- REQUIREMENTS:
Retype all of the entries word for word.

### SOURCE DATA ###

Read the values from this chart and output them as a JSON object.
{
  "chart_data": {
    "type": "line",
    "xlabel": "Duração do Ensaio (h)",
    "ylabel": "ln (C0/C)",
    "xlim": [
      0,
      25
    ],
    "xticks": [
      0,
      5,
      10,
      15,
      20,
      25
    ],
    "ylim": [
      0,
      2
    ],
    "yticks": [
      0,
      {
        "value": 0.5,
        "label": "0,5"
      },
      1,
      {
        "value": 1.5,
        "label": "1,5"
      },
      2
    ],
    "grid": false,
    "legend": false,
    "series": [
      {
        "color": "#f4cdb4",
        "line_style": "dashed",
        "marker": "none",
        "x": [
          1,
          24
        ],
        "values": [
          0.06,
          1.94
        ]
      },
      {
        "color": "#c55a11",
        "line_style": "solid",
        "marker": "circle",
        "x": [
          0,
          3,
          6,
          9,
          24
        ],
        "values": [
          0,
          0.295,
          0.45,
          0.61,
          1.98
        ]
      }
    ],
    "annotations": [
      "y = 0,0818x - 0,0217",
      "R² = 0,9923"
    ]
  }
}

###

- OUTPUT FOR THIS TASK:
Read the values from this chart and output them as a JSON object.
{
  "chart_data": {
    "type": "line",
    "xlabel": "Duração do Ensaio (h)",
    "ylabel": "ln (C0/C)",
    "xlim": [
      0,
      25
    ],
    "xticks": [
      0,
      5,
      10,
      15,
      20,
      25
    ],
    "ylim": [
      0,
      2
    ],
    "yticks": [
      0,
      {
        "value": 0.5,
        "label": "0,5"
      },
      1,
      {
        "value": 1.5,
        "label": "1,5"
      },
      2
    ],
    "grid": false,
    "legend": false,
    "series": [
      {
        "color": "#f4cdb4",
        "line_style": "dashed",
        "marker": "none",
        "x": [
          1,
          24
        ],
        "values": [
          0.06,
          1.94
        ]
      },
      {
        "color": "#c55a11",
        "line_style": "solid",
        "marker": "circle",
        "x": [
          0,
          3,
          6,
          9,
          24
        ],
        "values": [
          0,
          0.295,
          0.45,
          0.61,
          1.98
        ]
      }
    ],
    "annotations": [
      "y = 0,0818x - 0,0217",
      "R² = 0,9923"
    ]
  }
}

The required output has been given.